## What the task requires
Write out every entry, unchanged. Skip any picture.

## Supplied information
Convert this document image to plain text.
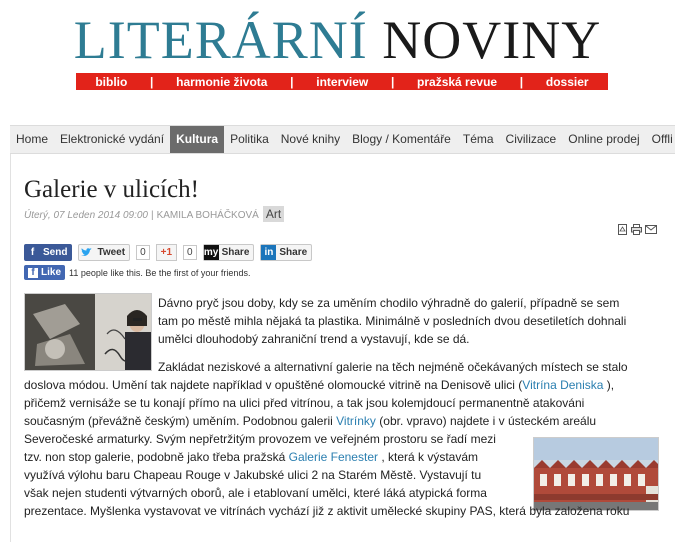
LITERÁRNÍ NOVINY
biblio | harmonie života | interview | pražská revue | dossier
Home	Elektronické vydání	Kultura	Politika	Nové knihy	Blogy / Komentáře	Téma	Civilizace	Online prodej	Offli
Galerie v ulicích!
Úterý, 07 Leden 2014 09:00 | KAMILA BOHÁČKOVÁ Art
f Send	Tweet	0	+1	0	my Share	in Share
f Like 11 people like this. Be the first of your friends.
Dávno pryč jsou doby, kdy se za uměním chodilo výhradně do galerií, případně se sem
tam po městě mihla nějaká ta plastika. Minimálně v posledních dvou desetiletích dohnali
umělci dlouhodobý zahraniční trend a vystavují, kde se dá.
Zakládat neziskové a alternativní galerie na těch nejméně očekávaných místech se stalo
doslova módou. Umění tak najdete například v opuštěné olomoucké vitrině na Denisově ulici (Vitrína Deniska ),
přičemž vernisáže se tu konají přímo na ulici před vitrínou, a tak jsou kolemjdoucí permanentně atakováni
současným (převážně českým) uměním. Podobnou galerii Vitrínky (obr. vpravo) najdete i v ústeckém areálu
Severočeské armaturky. Svým nepřetržitým provozem ve veřejném prostoru se řadí mezi
tzv. non stop galerie, podobně jako třeba pražská Galerie Fenester , která k výstavám
využívá výlohu baru Chapeau Rouge v Jakubské ulici 2 na Starém Městě. Vystavují tu
však nejen studenti výtvarných oborů, ale i etablovaní umělci, které láká atypická forma
prezentace. Myšlenka vystavovat ve vitrínách vychází již z aktivit umělecké skupiny PAS, která byla založena roku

## Answer in full
Convert this document image to plain text.
LITERÁRNÍ NOVINY
biblio | harmonie života | interview | pražská revue | dossier
Home	Elektronické vydání	Kultura	Politika	Nové knihy	Blogy / Komentáře	Téma	Civilizace	Online prodej	Offli
Galerie v ulicích!
Úterý, 07 Leden 2014 09:00 | KAMILA BOHÁČKOVÁ Art
f Send	Tweet	0	+1	0	my Share	in Share
f Like 11 people like this. Be the first of your friends.
Dávno pryč jsou doby, kdy se za uměním chodilo výhradně do galerií, případně se sem
tam po městě mihla nějaká ta plastika. Minimálně v posledních dvou desetiletích dohnali
umělci dlouhodobý zahraniční trend a vystavují, kde se dá.
Zakládat neziskové a alternativní galerie na těch nejméně očekávaných místech se stalo
doslova módou. Umění tak najdete například v opuštěné olomoucké vitrině na Denisově ulici (Vitrína Deniska ),
přičemž vernisáže se tu konají přímo na ulici před vitrínou, a tak jsou kolemjdoucí permanentně atakováni
současným (převážně českým) uměním. Podobnou galerii Vitrínky (obr. vpravo) najdete i v ústeckém areálu
Severočeské armaturky. Svým nepřetržitým provozem ve veřejném prostoru se řadí mezi
tzv. non stop galerie, podobně jako třeba pražská Galerie Fenester , která k výstavám
využívá výlohu baru Chapeau Rouge v Jakubské ulici 2 na Starém Městě. Vystavují tu
však nejen studenti výtvarných oborů, ale i etablovaní umělci, které láká atypická forma
prezentace. Myšlenka vystavovat ve vitrínách vychází již z aktivit umělecké skupiny PAS, která byla založena roku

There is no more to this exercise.